DOCUMENT EXCERPT —
Know What to do With a Pregnant Employee

Here are some important guidelines to consider when working with a pregnant employee:
  • Any employer with 15 or more employees is covered by state and federal pregnancy and disability discrimination laws.  These laws require that the employer does not discriminate against a pregnant employee and that reasonable accommodations be made if the pregnancy becomes complicated and results into a situation that turns into a disability like gestational diabetes.
  • A reasonable accommodation is something an employer can do to help the employee do their work without creating an undue hardship on the employer. They can include light duty, temporary reassignment, unpaid leave, disability leave, or temporary job redesign, etc.
  • In order to avoid claims of discrimination, employers must ensure that employees are not adversely treated due to their pregnancy.  Reasonable accommodations and the same benefits should be made to the pregnant employee as are made to other employees who have a temporary disability.  Pregnant employees should be treated the same as other employees with medical conditions – the do not need to be treated better and definitely should not be treated worse.

RECORDS PROVIDED —
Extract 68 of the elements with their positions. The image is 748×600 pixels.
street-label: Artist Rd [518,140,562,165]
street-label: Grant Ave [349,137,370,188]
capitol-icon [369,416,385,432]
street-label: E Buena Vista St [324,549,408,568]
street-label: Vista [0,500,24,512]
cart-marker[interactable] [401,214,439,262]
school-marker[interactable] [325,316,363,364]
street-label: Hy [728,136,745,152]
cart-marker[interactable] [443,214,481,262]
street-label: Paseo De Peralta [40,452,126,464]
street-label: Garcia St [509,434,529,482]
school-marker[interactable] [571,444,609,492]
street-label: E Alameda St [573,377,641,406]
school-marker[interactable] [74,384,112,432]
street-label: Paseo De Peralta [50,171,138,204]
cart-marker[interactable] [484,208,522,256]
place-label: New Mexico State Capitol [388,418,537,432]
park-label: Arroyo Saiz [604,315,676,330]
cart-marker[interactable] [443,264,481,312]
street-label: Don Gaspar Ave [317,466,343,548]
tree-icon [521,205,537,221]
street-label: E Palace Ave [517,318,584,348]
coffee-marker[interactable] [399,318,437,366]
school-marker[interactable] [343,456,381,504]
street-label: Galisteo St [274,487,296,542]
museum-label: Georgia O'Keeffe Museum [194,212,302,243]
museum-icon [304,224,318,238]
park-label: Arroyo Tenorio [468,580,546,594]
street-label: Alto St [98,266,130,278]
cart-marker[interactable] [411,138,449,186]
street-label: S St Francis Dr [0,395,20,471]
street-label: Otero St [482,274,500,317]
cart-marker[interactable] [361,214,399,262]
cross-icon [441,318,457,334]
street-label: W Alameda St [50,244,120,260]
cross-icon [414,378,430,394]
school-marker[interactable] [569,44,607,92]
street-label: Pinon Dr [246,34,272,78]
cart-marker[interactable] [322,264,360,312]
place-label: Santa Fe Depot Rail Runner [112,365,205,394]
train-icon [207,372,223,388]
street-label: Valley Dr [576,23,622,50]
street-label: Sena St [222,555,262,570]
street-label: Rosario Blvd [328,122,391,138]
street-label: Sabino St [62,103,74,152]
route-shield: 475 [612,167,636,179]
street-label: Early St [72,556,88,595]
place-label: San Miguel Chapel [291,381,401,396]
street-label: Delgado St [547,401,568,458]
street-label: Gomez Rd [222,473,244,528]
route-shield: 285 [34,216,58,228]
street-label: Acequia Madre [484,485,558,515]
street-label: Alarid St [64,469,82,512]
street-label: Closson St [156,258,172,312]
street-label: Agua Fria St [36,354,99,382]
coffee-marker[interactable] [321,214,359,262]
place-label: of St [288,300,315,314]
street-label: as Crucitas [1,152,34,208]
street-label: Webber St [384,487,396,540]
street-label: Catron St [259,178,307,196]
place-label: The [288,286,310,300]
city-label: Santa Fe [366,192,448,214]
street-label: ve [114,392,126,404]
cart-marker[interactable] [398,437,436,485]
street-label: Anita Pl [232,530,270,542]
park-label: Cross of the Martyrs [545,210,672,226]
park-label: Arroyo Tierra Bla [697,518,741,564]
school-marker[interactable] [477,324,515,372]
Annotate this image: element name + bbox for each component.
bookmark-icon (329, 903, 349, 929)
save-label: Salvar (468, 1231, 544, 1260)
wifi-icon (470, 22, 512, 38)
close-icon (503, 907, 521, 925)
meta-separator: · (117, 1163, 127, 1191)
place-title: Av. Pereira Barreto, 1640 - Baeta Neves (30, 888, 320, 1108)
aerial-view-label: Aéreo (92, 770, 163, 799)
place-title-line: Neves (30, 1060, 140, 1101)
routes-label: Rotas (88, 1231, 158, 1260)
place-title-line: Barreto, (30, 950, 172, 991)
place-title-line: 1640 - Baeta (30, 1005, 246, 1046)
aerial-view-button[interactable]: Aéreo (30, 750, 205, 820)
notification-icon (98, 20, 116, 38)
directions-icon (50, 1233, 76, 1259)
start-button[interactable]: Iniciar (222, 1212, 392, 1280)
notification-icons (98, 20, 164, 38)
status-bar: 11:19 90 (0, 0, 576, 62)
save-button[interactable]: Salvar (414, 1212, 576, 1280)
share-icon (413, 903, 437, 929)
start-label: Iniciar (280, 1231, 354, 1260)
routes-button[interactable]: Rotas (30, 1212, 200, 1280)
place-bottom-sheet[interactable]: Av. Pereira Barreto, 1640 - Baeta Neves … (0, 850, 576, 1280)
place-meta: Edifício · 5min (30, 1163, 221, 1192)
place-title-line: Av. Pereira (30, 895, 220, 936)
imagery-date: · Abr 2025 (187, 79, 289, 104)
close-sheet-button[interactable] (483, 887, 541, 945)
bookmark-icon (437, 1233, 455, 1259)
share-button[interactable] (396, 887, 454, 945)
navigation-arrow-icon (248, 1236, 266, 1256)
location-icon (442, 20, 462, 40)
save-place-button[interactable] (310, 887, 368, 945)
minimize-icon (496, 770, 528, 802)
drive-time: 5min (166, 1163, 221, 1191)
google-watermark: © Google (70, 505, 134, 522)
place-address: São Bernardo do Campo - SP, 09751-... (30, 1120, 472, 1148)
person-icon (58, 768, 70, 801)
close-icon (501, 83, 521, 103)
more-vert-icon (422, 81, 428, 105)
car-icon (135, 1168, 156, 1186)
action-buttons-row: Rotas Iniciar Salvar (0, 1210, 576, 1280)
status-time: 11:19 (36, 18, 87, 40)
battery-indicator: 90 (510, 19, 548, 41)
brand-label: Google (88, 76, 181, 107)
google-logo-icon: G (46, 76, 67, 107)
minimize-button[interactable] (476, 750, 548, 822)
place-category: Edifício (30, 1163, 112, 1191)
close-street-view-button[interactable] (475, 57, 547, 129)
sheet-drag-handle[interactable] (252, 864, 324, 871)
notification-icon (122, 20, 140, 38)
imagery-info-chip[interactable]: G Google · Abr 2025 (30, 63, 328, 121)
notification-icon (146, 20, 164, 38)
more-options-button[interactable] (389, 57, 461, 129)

YOUR TASKS —
[1] Answer these questions from the guidelines on pregnant employees.
(a) How many employees must an employer have to be covered by state and federal pregnancy and disability discrimination laws?
(b) What condition is named as an example of a pregnancy complication that turns into a disability?
(c) Pregnant employees should receive the same reasonable accommodations and benefits as which other employees?
[2] Quote the guidelines on pregnant employees from "Know What to" to "job redesign, etc.".
[3] Continue the guidelines on pregnant employees from the point where the text stops.

RESULTS IN ORDER —
[1]
(a) 15 or more employees.
(b) Gestational diabetes.
(c) Other employees who have a temporary disability.

[2]
Know What to do With a Pregnant Employee

Here are some important guidelines to consider when working with a pregnant employee:
  • Any employer with 15 or more employees is covered by state and federal pregnancy and disability discrimination laws.  These laws require that the employer does not discriminate against a pregnant employee and that reasonable accommodations be made if the pregnancy becomes complicated and results into a situation that turns into a disability like gestational diabetes.
  • A reasonable accommodation is something an employer can do to help the employee do their work without creating an undue hardship on the employer. They can include light duty, temporary reassignment, unpaid leave, disability leave, or temporary job redesign, etc.

[3]
  •  If the employee claims she cannot do certain job duties because of her pregnancy, the employer has the right to ask her to medically document her claims.  The employer should ask the employee to have her doctor provide a statement of what job duties she can perform, what duties she cannot perform, and what accommodations may be needed for her to perform her job.  It is important to remember that this requirement should be applied to all employees with a temporary disability.
  • It is also important to follow medical information rather than what company managers think is appropriate or too risky regarding a pregnant employee’s job duties.  (see UAW, et al, v. Johnson Controls).
This takes care of what to do when you are first working with a pregnant employee.  The next step will be what to do with maternity leave which I will cover in the future.